To do:
Your output must consist solely of the lines from the one containing "Transcribe this image's" through the end of the records, reproduced exactly.

## Start

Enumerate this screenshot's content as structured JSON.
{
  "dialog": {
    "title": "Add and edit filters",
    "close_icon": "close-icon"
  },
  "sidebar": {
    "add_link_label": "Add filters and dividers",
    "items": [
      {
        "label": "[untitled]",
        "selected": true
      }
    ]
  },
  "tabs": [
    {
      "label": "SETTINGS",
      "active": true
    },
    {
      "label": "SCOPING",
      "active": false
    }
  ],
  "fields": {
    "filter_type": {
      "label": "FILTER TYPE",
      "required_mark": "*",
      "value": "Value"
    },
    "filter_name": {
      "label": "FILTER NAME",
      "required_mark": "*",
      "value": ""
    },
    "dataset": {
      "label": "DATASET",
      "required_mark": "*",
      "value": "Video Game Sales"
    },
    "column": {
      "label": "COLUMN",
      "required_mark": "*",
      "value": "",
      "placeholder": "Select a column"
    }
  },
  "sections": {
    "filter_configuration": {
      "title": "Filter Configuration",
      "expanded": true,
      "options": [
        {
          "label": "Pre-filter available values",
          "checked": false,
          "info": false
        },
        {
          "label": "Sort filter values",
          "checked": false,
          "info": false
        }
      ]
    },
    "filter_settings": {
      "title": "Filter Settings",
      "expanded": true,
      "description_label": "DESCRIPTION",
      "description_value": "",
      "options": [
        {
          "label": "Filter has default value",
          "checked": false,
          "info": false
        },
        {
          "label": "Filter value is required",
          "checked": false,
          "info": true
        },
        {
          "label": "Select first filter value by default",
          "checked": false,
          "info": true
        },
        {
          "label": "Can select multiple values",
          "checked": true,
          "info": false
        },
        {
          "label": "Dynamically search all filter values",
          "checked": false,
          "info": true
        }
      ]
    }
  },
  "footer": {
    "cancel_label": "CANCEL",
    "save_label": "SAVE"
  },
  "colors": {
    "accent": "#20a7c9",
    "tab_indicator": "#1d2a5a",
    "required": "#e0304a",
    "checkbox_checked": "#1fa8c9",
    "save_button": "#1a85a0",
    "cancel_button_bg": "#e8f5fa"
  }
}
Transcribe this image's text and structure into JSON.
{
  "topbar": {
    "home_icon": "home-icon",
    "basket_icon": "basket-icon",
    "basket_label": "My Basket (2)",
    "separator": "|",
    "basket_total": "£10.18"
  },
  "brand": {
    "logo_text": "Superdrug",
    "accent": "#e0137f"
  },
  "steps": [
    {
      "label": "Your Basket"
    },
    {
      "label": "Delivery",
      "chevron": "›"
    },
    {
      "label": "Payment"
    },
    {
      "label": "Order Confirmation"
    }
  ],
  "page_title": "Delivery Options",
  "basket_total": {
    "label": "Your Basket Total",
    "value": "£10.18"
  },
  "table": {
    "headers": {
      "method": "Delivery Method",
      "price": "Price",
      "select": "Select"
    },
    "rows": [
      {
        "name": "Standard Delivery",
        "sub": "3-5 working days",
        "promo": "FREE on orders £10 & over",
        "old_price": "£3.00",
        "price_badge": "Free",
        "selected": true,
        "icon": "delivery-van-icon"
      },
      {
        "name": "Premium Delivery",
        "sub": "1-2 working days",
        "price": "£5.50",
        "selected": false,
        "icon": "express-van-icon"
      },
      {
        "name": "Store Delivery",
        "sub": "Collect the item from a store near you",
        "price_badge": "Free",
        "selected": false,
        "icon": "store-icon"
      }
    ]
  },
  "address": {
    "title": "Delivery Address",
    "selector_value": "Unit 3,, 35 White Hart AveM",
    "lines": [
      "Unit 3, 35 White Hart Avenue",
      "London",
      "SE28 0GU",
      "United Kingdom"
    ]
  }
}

## End

Solution to this exercise:
Transcribe this image's text and structure into JSON.
{
  "topbar": {
    "home_icon": "home-icon",
    "basket_icon": "basket-icon",
    "basket_label": "My Basket (2)",
    "separator": "|",
    "basket_total": "£10.18"
  },
  "brand": {
    "logo_text": "Superdrug",
    "accent": "#e0137f"
  },
  "steps": [
    {
      "label": "Your Basket"
    },
    {
      "label": "Delivery",
      "chevron": "›"
    },
    {
      "label": "Payment"
    },
    {
      "label": "Order Confirmation"
    }
  ],
  "page_title": "Delivery Options",
  "basket_total": {
    "label": "Your Basket Total",
    "value": "£10.18"
  },
  "table": {
    "headers": {
      "method": "Delivery Method",
      "price": "Price",
      "select": "Select"
    },
    "rows": [
      {
        "name": "Standard Delivery",
        "sub": "3-5 working days",
        "promo": "FREE on orders £10 & over",
        "old_price": "£3.00",
        "price_badge": "Free",
        "selected": true,
        "icon": "delivery-van-icon"
      },
      {
        "name": "Premium Delivery",
        "sub": "1-2 working days",
        "price": "£5.50",
        "selected": false,
        "icon": "express-van-icon"
      },
      {
        "name": "Store Delivery",
        "sub": "Collect the item from a store near you",
        "price_badge": "Free",
        "selected": false,
        "icon": "store-icon"
      }
    ]
  },
  "address": {
    "title": "Delivery Address",
    "selector_value": "Unit 3,, 35 White Hart AveM",
    "lines": [
      "Unit 3, 35 White Hart Avenue",
      "London",
      "SE28 0GU",
      "United Kingdom"
    ]
  }
}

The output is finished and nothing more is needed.